● **THE PROBLEM**
Write only the number of lines holding the string "impurity".

● **Excerpts from a figure dataset**
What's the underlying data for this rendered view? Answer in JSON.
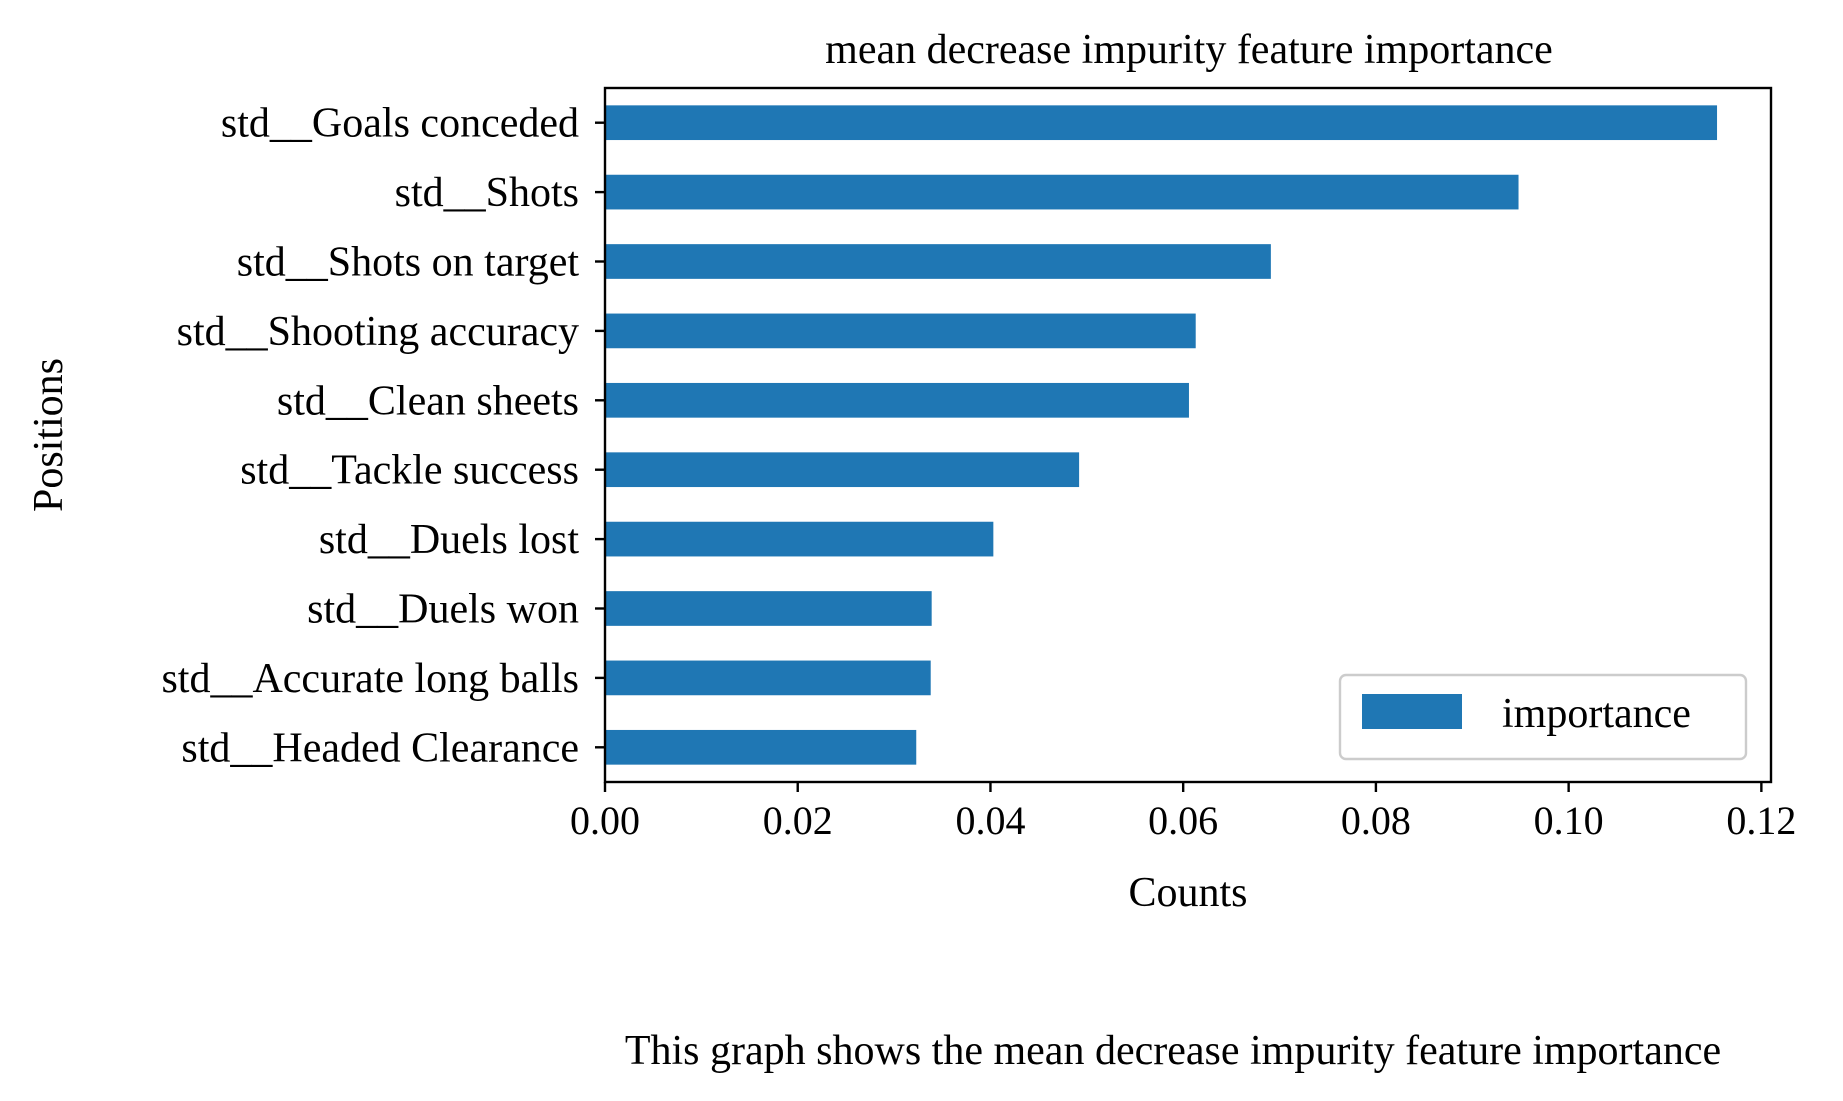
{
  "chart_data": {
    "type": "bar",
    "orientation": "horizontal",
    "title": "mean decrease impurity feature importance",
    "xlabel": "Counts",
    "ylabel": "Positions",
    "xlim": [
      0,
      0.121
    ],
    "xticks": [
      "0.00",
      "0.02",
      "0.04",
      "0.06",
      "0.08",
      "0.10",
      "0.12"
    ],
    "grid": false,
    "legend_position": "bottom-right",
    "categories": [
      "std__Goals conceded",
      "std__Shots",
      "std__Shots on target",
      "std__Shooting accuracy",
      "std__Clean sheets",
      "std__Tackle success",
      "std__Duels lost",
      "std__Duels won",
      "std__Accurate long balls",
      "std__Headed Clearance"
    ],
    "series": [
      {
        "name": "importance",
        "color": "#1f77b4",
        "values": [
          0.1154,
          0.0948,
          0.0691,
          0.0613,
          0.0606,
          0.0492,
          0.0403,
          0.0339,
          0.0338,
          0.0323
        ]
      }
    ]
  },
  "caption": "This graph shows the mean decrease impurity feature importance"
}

● **FINISHED ANSWER**
2